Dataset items
____________________

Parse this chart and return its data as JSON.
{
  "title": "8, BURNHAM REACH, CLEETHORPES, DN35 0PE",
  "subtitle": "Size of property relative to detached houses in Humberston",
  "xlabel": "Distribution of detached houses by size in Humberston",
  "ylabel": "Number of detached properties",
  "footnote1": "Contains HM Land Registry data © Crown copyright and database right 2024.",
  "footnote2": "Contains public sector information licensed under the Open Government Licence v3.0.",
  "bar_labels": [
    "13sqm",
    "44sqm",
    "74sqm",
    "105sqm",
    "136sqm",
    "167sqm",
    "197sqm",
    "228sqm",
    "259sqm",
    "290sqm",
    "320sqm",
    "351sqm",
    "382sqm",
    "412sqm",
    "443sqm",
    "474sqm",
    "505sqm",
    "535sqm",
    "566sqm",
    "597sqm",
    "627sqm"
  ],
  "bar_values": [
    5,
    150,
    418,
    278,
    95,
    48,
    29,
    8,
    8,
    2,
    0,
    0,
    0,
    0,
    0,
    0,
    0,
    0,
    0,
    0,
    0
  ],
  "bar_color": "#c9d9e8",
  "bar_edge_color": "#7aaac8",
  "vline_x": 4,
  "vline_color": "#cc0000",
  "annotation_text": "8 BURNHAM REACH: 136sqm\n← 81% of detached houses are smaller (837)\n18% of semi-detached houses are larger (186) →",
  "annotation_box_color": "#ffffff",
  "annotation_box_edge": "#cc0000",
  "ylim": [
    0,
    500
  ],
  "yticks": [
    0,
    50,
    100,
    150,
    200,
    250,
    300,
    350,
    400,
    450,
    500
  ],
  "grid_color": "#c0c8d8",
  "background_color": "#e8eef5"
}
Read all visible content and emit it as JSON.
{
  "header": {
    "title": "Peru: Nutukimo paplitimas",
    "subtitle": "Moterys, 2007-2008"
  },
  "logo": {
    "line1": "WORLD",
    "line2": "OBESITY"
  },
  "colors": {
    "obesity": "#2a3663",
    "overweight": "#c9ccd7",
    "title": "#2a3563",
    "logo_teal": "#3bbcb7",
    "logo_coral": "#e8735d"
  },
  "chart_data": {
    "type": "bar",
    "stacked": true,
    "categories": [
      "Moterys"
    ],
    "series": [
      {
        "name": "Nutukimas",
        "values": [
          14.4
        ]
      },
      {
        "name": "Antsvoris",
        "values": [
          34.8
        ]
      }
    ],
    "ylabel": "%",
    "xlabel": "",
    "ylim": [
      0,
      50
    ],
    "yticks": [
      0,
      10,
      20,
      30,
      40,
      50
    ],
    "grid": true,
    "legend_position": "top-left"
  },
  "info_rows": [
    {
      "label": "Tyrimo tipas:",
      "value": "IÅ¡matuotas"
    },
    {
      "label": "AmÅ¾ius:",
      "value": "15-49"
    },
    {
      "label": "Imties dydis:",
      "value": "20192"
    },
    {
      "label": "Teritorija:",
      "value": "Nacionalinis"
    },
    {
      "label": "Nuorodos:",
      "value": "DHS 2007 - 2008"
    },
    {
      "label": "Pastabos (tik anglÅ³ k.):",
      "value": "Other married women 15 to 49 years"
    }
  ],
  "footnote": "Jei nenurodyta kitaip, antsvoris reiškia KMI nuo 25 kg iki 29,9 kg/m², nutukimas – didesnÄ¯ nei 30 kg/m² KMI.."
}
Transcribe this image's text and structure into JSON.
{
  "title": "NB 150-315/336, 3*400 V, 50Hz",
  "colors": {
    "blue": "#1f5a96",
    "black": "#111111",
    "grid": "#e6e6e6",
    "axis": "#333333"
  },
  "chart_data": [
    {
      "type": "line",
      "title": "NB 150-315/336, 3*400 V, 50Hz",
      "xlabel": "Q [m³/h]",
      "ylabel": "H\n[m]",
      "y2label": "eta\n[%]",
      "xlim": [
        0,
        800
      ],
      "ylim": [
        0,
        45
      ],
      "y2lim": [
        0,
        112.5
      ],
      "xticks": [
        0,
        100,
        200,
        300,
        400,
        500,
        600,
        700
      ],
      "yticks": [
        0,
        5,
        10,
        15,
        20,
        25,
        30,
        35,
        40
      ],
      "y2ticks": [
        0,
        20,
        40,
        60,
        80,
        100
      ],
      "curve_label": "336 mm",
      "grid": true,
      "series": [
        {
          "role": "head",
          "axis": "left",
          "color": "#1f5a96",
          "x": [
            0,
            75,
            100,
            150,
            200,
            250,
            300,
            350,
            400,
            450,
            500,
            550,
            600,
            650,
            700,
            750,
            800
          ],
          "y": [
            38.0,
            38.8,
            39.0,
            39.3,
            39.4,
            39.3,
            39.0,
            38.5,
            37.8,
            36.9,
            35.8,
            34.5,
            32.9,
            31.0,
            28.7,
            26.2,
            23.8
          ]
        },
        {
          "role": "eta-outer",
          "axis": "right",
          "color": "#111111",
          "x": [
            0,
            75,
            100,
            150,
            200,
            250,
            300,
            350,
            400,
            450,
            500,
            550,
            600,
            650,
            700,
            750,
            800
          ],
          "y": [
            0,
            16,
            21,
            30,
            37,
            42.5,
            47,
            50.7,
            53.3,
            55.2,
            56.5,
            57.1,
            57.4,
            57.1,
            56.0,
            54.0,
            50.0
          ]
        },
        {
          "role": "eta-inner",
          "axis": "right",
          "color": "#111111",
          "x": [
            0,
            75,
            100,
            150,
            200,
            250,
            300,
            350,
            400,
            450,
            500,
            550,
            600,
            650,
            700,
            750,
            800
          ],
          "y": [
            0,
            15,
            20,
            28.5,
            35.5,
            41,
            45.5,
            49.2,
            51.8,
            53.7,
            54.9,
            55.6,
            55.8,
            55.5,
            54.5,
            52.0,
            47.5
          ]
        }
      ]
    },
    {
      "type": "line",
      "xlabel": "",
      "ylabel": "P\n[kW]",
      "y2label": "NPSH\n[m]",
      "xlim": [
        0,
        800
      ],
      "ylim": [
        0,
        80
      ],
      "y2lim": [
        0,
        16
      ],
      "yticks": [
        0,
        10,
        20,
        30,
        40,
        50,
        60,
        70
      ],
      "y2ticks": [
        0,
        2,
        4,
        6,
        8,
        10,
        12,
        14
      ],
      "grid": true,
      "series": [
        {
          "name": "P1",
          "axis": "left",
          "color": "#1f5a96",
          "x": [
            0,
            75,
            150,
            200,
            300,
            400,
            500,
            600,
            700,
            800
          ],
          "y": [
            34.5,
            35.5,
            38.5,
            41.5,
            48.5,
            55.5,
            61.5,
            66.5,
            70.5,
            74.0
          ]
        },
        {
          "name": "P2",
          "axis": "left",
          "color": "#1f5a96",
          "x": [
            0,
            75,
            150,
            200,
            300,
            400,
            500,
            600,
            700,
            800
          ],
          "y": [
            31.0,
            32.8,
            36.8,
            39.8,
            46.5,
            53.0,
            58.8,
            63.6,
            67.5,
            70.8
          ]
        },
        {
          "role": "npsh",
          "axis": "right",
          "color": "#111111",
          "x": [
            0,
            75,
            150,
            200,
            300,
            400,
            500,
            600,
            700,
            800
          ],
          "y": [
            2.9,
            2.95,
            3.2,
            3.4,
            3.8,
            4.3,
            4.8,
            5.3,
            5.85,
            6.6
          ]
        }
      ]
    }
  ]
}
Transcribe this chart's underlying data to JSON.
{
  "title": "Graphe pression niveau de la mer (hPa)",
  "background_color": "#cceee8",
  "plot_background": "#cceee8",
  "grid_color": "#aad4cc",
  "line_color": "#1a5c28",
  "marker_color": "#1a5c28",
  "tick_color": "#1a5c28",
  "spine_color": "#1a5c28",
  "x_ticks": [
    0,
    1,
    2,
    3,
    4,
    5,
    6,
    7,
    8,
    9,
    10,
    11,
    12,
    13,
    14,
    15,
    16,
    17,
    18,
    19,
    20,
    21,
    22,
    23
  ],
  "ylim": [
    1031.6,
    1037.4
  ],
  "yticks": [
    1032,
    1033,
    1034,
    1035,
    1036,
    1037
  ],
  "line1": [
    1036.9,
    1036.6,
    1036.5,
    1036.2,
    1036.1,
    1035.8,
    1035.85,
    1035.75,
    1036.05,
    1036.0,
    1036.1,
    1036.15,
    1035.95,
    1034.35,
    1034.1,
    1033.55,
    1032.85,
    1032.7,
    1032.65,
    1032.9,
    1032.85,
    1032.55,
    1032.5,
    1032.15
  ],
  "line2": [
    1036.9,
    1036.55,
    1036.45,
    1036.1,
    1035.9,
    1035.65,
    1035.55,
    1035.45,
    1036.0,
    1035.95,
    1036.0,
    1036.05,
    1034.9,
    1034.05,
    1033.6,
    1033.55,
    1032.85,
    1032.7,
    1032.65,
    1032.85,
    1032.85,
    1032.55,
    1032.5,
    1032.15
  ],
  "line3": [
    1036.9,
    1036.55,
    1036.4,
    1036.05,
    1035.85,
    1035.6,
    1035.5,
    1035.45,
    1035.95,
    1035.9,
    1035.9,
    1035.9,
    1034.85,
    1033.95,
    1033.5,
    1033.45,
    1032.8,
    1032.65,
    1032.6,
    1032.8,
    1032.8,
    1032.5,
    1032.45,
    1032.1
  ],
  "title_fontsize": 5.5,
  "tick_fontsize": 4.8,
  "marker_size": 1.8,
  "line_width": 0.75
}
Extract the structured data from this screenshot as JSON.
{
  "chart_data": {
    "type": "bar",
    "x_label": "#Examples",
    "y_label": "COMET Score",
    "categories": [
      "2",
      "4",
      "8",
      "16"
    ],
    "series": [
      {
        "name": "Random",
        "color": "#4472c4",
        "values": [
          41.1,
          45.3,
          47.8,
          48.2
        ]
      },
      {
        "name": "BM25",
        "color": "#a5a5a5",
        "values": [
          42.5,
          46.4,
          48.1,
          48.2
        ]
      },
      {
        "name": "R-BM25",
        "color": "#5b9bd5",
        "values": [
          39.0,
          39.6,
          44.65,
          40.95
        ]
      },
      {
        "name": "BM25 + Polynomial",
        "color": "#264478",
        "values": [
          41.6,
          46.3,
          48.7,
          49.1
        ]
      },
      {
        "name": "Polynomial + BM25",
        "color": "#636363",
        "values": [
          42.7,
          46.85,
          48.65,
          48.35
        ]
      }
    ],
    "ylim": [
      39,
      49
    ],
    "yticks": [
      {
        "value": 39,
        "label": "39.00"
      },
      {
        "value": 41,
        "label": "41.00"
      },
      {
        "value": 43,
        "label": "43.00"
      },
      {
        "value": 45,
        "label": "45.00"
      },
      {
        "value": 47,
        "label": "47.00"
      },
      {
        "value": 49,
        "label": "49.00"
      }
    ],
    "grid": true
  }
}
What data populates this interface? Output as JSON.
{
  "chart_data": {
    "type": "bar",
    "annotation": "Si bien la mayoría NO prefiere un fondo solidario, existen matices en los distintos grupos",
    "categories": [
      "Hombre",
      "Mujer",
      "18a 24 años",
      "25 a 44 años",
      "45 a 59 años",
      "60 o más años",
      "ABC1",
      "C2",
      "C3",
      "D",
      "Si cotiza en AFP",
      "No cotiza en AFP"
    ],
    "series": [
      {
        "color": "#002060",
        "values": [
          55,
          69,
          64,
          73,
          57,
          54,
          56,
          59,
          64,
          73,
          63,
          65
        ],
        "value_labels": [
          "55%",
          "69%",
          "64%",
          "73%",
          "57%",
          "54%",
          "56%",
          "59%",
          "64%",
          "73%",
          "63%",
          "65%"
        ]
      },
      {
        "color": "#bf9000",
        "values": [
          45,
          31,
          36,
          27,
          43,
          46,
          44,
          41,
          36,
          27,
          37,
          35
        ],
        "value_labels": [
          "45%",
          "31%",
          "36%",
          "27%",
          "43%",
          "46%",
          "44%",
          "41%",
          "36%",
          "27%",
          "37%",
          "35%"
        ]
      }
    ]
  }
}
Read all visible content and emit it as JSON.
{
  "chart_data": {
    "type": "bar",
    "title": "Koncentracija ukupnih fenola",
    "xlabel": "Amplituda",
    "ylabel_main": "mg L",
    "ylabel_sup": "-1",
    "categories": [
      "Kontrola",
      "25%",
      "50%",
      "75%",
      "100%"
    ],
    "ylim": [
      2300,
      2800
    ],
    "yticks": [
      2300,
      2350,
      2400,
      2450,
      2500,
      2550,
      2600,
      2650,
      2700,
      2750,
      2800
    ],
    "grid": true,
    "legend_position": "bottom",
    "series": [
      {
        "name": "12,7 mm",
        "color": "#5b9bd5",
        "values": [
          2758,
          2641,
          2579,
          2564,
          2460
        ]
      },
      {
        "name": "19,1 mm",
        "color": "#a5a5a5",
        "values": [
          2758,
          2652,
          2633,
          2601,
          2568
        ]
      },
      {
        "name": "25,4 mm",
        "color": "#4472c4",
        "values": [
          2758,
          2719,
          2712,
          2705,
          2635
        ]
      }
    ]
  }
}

____________________

» **Your goal**: Identify the lines above that contain the word "Moterys", then copy them.

» **Full output**:
    "subtitle": "Moterys, 2007-2008"
      "Moterys"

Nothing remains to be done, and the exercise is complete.